- **DATASET ENTRIES**:
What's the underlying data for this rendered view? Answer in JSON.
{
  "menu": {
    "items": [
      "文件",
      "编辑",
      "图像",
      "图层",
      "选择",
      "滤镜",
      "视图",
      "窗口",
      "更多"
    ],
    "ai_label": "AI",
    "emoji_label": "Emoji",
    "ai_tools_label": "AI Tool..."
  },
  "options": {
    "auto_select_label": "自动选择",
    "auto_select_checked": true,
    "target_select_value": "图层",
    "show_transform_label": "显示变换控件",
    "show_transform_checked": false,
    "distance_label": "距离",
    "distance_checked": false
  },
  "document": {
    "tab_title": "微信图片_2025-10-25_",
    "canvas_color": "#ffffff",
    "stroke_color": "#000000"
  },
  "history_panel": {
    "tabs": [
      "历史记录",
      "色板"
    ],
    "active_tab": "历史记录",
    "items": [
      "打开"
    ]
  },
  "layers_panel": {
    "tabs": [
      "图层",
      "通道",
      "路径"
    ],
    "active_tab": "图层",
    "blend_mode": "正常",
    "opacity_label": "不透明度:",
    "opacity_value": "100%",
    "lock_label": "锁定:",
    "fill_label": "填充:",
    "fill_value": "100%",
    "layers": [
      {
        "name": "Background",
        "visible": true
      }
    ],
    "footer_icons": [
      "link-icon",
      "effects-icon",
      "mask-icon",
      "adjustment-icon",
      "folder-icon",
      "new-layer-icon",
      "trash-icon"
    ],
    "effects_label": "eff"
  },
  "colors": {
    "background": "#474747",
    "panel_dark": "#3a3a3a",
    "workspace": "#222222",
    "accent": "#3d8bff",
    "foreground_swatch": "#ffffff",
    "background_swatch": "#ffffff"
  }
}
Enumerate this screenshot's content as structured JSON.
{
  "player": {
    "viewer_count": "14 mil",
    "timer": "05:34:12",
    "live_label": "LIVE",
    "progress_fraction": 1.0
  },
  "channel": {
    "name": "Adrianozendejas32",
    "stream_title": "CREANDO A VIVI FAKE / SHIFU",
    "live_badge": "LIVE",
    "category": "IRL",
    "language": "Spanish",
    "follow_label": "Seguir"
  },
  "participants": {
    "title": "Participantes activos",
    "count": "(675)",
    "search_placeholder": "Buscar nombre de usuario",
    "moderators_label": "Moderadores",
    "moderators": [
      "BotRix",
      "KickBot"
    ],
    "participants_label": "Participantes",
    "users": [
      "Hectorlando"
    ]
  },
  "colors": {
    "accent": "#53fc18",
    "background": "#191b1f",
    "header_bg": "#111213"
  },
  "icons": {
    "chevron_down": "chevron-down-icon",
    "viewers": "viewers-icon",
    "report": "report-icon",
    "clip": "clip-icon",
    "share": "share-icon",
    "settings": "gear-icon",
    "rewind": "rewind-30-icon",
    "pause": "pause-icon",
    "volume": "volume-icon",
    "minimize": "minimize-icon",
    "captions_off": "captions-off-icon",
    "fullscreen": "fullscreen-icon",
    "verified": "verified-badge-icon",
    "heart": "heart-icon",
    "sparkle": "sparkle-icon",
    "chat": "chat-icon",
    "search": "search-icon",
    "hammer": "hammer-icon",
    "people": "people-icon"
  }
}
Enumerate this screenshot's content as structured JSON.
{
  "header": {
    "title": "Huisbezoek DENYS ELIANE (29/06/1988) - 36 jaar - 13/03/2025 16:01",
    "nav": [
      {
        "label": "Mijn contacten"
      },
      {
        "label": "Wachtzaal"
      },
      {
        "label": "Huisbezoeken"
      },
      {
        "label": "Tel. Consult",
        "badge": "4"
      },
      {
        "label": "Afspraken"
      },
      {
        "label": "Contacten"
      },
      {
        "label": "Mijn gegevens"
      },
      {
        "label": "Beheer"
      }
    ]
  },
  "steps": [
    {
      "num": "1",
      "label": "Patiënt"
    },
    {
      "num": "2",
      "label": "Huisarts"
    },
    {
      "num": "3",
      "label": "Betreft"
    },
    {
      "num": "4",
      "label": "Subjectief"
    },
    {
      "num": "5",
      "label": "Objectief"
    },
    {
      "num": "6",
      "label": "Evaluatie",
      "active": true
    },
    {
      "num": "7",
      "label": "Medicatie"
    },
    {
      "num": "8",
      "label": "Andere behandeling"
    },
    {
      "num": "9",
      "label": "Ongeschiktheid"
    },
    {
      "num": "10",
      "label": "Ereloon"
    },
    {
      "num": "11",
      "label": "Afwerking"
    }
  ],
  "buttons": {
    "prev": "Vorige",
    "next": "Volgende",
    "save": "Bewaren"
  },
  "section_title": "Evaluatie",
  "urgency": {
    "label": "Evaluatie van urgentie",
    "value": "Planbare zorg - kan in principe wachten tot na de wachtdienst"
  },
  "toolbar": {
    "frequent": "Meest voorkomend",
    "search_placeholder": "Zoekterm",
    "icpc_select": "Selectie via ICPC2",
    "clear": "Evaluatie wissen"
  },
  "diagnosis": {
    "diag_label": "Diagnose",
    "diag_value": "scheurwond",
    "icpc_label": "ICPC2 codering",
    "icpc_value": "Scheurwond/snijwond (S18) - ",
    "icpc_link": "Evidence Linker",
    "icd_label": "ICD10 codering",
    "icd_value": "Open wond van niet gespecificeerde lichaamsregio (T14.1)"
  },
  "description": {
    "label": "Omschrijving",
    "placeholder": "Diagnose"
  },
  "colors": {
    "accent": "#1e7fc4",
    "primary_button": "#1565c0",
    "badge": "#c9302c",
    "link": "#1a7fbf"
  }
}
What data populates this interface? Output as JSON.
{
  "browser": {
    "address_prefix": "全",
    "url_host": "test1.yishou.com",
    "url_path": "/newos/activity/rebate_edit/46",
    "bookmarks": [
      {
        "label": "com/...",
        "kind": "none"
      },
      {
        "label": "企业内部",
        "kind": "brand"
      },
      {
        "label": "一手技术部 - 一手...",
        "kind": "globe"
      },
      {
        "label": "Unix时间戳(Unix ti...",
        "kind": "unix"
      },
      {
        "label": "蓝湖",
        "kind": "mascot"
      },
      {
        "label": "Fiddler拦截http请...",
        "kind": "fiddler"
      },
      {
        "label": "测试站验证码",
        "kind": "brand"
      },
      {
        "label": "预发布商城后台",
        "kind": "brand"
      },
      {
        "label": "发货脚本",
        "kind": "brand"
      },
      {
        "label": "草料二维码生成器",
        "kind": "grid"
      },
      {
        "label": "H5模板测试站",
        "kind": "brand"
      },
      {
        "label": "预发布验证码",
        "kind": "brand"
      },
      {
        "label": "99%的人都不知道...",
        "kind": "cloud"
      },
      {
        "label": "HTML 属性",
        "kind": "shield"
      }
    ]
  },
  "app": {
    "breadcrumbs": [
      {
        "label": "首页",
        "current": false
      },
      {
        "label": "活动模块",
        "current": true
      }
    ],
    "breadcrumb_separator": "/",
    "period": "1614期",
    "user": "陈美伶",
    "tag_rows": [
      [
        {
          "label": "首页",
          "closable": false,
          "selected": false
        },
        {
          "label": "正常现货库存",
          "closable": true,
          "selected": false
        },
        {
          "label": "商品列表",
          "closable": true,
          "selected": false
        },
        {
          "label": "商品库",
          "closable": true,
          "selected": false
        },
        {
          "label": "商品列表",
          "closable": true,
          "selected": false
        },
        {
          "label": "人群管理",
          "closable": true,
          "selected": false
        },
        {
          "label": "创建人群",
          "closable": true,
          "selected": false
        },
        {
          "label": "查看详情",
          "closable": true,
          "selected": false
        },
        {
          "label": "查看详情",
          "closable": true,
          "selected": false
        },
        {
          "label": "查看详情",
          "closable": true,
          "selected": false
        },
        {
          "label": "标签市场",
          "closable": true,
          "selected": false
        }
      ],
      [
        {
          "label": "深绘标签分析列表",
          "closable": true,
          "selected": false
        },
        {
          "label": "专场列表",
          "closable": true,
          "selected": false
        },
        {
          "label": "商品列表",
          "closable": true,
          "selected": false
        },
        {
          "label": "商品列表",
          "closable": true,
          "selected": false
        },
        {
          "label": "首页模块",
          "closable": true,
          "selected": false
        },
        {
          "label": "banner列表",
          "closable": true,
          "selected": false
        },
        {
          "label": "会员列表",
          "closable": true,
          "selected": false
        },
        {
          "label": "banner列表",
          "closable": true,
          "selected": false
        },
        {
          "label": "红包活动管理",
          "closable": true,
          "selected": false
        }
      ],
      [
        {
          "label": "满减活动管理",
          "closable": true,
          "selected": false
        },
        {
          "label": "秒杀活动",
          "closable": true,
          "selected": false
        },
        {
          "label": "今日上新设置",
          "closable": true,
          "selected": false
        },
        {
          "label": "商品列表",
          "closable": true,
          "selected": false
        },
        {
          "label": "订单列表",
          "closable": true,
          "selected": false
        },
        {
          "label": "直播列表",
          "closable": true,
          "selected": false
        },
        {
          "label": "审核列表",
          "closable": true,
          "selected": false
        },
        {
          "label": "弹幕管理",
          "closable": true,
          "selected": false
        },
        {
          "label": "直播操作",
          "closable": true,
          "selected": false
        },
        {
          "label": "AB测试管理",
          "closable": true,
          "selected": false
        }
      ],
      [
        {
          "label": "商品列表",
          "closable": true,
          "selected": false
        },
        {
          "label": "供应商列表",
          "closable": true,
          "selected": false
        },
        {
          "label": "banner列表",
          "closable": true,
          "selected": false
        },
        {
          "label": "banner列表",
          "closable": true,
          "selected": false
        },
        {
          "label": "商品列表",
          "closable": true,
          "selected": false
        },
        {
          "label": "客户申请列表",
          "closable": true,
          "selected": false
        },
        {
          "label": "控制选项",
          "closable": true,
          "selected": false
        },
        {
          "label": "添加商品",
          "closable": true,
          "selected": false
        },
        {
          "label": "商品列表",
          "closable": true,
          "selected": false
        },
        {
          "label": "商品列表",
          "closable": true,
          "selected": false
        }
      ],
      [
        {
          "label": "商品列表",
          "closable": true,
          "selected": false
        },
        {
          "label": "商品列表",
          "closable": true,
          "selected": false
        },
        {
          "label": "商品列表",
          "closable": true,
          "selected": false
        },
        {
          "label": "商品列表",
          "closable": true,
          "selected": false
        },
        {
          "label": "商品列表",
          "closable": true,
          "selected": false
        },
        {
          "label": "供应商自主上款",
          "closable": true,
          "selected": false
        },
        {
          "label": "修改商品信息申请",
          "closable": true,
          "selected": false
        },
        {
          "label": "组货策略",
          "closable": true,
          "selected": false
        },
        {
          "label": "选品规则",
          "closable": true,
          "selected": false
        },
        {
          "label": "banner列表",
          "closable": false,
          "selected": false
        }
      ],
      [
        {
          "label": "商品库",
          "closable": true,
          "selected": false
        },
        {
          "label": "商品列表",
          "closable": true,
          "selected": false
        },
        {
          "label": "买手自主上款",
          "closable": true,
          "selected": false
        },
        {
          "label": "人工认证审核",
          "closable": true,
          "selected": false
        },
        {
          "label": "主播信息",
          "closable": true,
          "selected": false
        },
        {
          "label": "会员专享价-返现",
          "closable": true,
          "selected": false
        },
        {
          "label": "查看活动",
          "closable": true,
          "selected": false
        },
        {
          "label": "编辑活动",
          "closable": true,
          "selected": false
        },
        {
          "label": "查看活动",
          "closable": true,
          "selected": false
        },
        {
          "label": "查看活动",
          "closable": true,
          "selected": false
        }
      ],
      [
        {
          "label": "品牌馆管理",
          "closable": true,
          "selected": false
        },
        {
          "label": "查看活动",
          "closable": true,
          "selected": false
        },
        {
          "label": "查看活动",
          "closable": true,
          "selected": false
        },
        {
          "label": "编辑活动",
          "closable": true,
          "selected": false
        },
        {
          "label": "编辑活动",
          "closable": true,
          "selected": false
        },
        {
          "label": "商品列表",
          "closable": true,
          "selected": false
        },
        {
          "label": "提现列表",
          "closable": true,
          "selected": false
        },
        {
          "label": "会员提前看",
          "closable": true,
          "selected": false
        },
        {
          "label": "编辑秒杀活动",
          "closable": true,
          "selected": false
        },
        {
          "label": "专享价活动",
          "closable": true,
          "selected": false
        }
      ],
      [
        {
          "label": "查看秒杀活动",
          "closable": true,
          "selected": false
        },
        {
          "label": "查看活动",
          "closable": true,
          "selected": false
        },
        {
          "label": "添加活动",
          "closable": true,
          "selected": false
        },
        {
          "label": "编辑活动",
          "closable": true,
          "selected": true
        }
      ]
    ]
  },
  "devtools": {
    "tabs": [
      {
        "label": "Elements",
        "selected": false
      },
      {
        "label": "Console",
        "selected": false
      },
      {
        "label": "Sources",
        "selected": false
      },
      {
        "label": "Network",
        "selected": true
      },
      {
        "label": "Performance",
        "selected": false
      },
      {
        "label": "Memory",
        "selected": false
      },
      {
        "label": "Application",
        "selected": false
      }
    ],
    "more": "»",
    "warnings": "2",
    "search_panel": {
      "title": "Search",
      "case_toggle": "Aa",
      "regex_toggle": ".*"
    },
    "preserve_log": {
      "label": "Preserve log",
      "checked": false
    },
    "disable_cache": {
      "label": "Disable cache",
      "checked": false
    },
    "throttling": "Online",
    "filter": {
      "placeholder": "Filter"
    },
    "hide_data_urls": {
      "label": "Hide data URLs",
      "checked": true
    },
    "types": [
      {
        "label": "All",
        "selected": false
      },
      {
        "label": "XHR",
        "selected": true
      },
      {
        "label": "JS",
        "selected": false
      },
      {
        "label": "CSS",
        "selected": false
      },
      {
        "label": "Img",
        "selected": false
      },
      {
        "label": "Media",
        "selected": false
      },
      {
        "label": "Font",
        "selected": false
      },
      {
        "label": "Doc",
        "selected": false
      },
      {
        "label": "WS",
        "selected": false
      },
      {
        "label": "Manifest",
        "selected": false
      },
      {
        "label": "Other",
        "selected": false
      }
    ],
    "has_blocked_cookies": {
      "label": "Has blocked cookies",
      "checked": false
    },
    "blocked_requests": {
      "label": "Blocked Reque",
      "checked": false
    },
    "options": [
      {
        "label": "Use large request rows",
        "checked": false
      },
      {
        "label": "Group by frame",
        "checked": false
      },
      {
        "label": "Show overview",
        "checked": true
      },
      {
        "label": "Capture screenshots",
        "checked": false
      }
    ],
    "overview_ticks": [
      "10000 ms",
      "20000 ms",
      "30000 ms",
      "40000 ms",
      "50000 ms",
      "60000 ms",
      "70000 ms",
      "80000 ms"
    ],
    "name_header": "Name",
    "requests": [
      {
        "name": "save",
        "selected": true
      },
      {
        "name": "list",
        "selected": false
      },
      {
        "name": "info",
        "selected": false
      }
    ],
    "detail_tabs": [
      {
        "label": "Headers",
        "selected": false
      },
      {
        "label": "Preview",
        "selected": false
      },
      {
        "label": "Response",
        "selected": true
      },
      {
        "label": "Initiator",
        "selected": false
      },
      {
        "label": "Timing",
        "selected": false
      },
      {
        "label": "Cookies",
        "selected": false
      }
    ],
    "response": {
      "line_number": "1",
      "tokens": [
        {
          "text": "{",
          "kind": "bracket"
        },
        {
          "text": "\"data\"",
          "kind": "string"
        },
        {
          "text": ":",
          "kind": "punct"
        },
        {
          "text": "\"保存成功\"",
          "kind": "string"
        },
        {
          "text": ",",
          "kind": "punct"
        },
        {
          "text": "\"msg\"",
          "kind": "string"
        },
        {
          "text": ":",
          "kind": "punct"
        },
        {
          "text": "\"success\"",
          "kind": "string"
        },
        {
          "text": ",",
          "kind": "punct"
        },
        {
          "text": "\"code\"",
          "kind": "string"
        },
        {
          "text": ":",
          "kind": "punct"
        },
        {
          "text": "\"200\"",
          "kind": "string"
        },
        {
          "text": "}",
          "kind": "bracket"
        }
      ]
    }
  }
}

- **WHAT IS EXPECTED**: Count the lines of the data that include the string "codering", and give only that number.

- **TASK OUTPUT**: 2